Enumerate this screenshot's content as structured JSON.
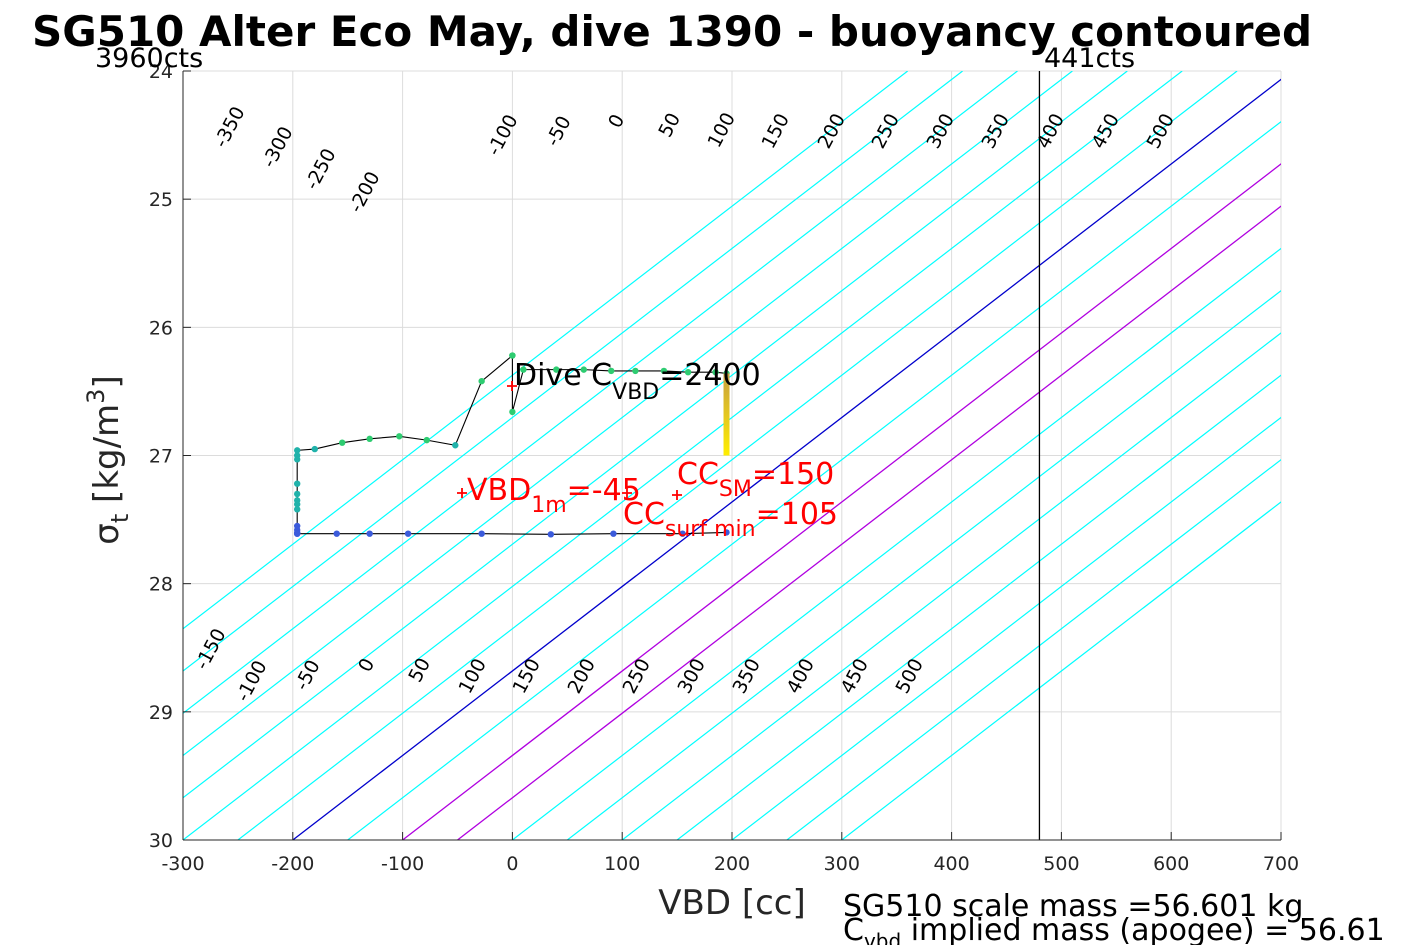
{
  "chart_data": {
    "type": "line",
    "title": "SG510 Alter Eco May, dive 1390 - buoyancy contoured",
    "xlabel": "VBD [cc]",
    "ylabel_symbol": "σ",
    "ylabel_subscript": "t",
    "ylabel_unit": "[kg/m",
    "ylabel_unit_sup": "3",
    "ylabel_unit_close": "]",
    "xlim": [
      -300,
      700
    ],
    "ylim": [
      24,
      30
    ],
    "y_reversed": true,
    "grid": true,
    "x_ticks": [
      "-300",
      "-200",
      "-100",
      "0",
      "100",
      "200",
      "300",
      "400",
      "500",
      "600",
      "700"
    ],
    "y_ticks": [
      "24",
      "25",
      "26",
      "27",
      "28",
      "29",
      "30"
    ],
    "top_left_label": "3960cts",
    "top_right_label": "441cts",
    "vbd_max_line_x": 480,
    "vbd_min_line_x": -200,
    "contours": {
      "levels": [
        -350,
        -300,
        -250,
        -200,
        -150,
        -100,
        -50,
        0,
        50,
        100,
        150,
        200,
        250,
        300,
        350,
        400,
        450,
        500
      ],
      "cyan_color": "#00ffff",
      "zero_color": "#0000cc",
      "highlight_color": "#b000e0",
      "highlight_levels": [
        100,
        150
      ],
      "labels_top": [
        "-350",
        "-300",
        "-250",
        "-200",
        "-100",
        "-50",
        "0",
        "50",
        "100",
        "150",
        "200",
        "250",
        "300",
        "350",
        "400",
        "450",
        "500"
      ],
      "labels_bottom": [
        "-150",
        "-100",
        "-50",
        "0",
        "50",
        "100",
        "150",
        "200",
        "250",
        "300",
        "350",
        "400",
        "450",
        "500"
      ]
    },
    "series": [
      {
        "points_color_scale": [
          "#3b5bdb",
          "#20b2aa",
          "#2ecc71"
        ],
        "x": [
          0,
          -28,
          -52,
          -78,
          -103,
          -130,
          -155,
          -180,
          -196,
          -196,
          -196,
          -196,
          -196,
          -196,
          -196,
          -196,
          -196,
          -196,
          -196,
          -196,
          -196,
          -160,
          -130,
          -95,
          -28,
          35,
          92,
          155,
          195
        ],
        "y": [
          26.22,
          26.42,
          26.92,
          26.88,
          26.85,
          26.87,
          26.9,
          26.95,
          26.96,
          27.0,
          27.03,
          27.22,
          27.3,
          27.35,
          27.38,
          27.42,
          27.55,
          27.58,
          27.6,
          27.61,
          27.61,
          27.61,
          27.61,
          27.61,
          27.61,
          27.615,
          27.61,
          27.61,
          27.6
        ]
      },
      {
        "x": [
          0,
          0,
          10,
          40,
          65,
          90,
          112,
          138,
          160,
          185,
          195
        ],
        "y": [
          26.22,
          26.66,
          26.33,
          26.33,
          26.33,
          26.34,
          26.34,
          26.34,
          26.35,
          26.35,
          26.36
        ]
      }
    ],
    "color_bar": {
      "x": 195,
      "y_top": 26.36,
      "y_bottom": 27.0,
      "colors": [
        "#c8a040",
        "#ffee00"
      ]
    },
    "markers": [
      {
        "x": -45,
        "y": 27.3,
        "color": "#ff0000"
      },
      {
        "x": 150,
        "y": 27.3,
        "color": "#ff0000"
      },
      {
        "x": 105,
        "y": 27.3,
        "color": "#ff0000"
      },
      {
        "x": 0,
        "y": 26.45,
        "color": "#ff0000"
      }
    ],
    "annotations": {
      "dive_c_main": "Dive C",
      "dive_c_sub": "VBD",
      "dive_c_value": "=2400",
      "vbd1m_main": "VBD",
      "vbd1m_sub": "1m",
      "vbd1m_value": "=-45",
      "ccsm_main": "CC",
      "ccsm_sub": "SM",
      "ccsm_value": "=150",
      "ccsurf_main": "CC",
      "ccsurf_sub": "surf min",
      "ccsurf_value": "=105"
    },
    "footer": {
      "line1": "SG510 scale mass =56.601 kg",
      "line2_main": "C",
      "line2_sub": "vbd",
      "line2_rest": " implied mass (apogee) = 56.61"
    }
  }
}
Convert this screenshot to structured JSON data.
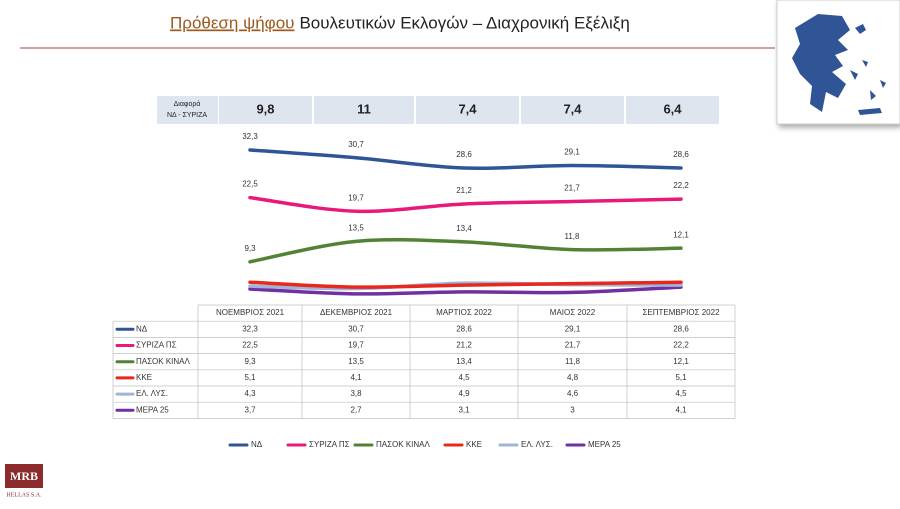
{
  "title_highlight": "Πρόθεση ψήφου",
  "title": "Βουλευτικών Εκλογών – Διαχρονική Εξέλιξη",
  "logo": {
    "name": "MRB",
    "subtitle": "HELLAS S.A."
  },
  "chart_data": {
    "type": "line",
    "categories": [
      "ΝΟΕΜΒΡΙΟΣ 2021",
      "ΔΕΚΕΜΒΡΙΟΣ 2021",
      "ΜΑΡΤΙΟΣ 2022",
      "ΜΑΙΟΣ 2022",
      "ΣΕΠΤΕΜΒΡΙΟΣ 2022"
    ],
    "difference": {
      "label": [
        "Διαφορά",
        "ΝΔ - ΣΥΡΙΖΑ"
      ],
      "values": [
        9.8,
        11,
        7.4,
        7.4,
        6.4
      ],
      "value_labels": [
        "9,8",
        "11",
        "7,4",
        "7,4",
        "6,4"
      ]
    },
    "series": [
      {
        "name": "ΝΔ",
        "color": "#2f5597",
        "labels_on_chart": true,
        "values": [
          32.3,
          30.7,
          28.6,
          29.1,
          28.6
        ],
        "value_labels": [
          "32,3",
          "30,7",
          "28,6",
          "29,1",
          "28,6"
        ]
      },
      {
        "name": "ΣΥΡΙΖΑ ΠΣ",
        "color": "#e8197b",
        "labels_on_chart": true,
        "values": [
          22.5,
          19.7,
          21.2,
          21.7,
          22.2
        ],
        "value_labels": [
          "22,5",
          "19,7",
          "21,2",
          "21,7",
          "22,2"
        ]
      },
      {
        "name": "ΠΑΣΟΚ ΚΙΝΑΛ",
        "color": "#548235",
        "labels_on_chart": true,
        "values": [
          9.3,
          13.5,
          13.4,
          11.8,
          12.1
        ],
        "value_labels": [
          "9,3",
          "13,5",
          "13,4",
          "11,8",
          "12,1"
        ]
      },
      {
        "name": "ΚΚΕ",
        "color": "#e8281c",
        "labels_on_chart": false,
        "values": [
          5.1,
          4.1,
          4.5,
          4.8,
          5.1
        ],
        "value_labels": [
          "5,1",
          "4,1",
          "4,5",
          "4,8",
          "5,1"
        ]
      },
      {
        "name": "ΕΛ. ΛΥΣ.",
        "color": "#9fb4d8",
        "labels_on_chart": false,
        "values": [
          4.3,
          3.8,
          4.9,
          4.6,
          4.5
        ],
        "value_labels": [
          "4,3",
          "3,8",
          "4,9",
          "4,6",
          "4,5"
        ]
      },
      {
        "name": "ΜΕΡΑ 25",
        "color": "#7030a0",
        "labels_on_chart": false,
        "values": [
          3.7,
          2.7,
          3.1,
          3,
          4.1
        ],
        "value_labels": [
          "3,7",
          "2,7",
          "3,1",
          "3",
          "4,1"
        ]
      }
    ]
  }
}
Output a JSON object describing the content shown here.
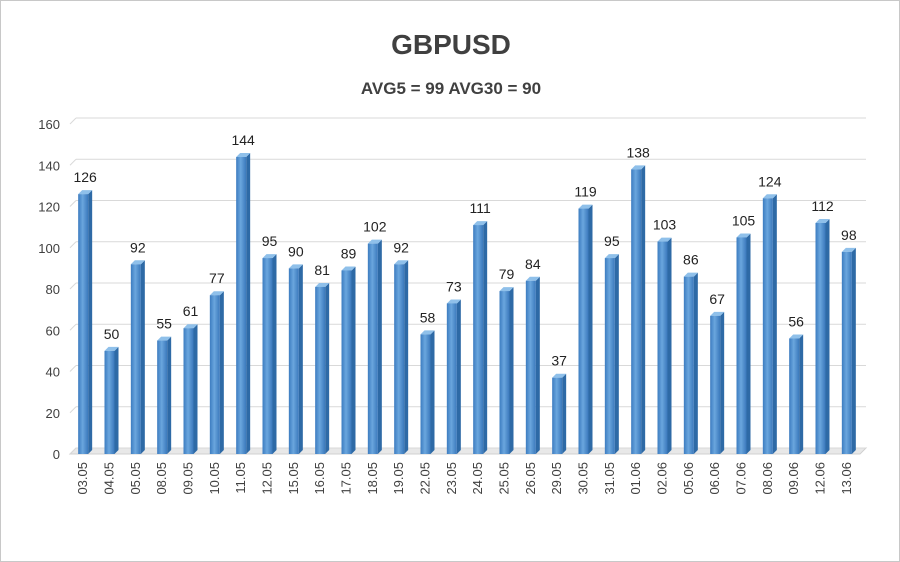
{
  "chart_data": {
    "type": "bar",
    "title": "GBPUSD",
    "subtitle": "AVG5 = 99 AVG30 = 90",
    "categories": [
      "03.05",
      "04.05",
      "05.05",
      "08.05",
      "09.05",
      "10.05",
      "11.05",
      "12.05",
      "15.05",
      "16.05",
      "17.05",
      "18.05",
      "19.05",
      "22.05",
      "23.05",
      "24.05",
      "25.05",
      "26.05",
      "29.05",
      "30.05",
      "31.05",
      "01.06",
      "02.06",
      "05.06",
      "06.06",
      "07.06",
      "08.06",
      "09.06",
      "12.06",
      "13.06"
    ],
    "values": [
      126,
      50,
      92,
      55,
      61,
      77,
      144,
      95,
      90,
      81,
      89,
      102,
      92,
      58,
      73,
      111,
      79,
      84,
      37,
      119,
      95,
      138,
      103,
      86,
      67,
      105,
      124,
      56,
      112,
      98
    ],
    "ylim": [
      0,
      160
    ],
    "yticks": [
      0,
      20,
      40,
      60,
      80,
      100,
      120,
      140,
      160
    ],
    "grid": true,
    "bar_color": "#5b9bd5",
    "bar_dark_color": "#2e6aa6"
  }
}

----------

• **Goal**
Reproduce each line holding the word "screenshot".

• **Completed exercise**
Enumerate this screenshot's content as structured JSON.
Convert this screenshot to structured JSON data.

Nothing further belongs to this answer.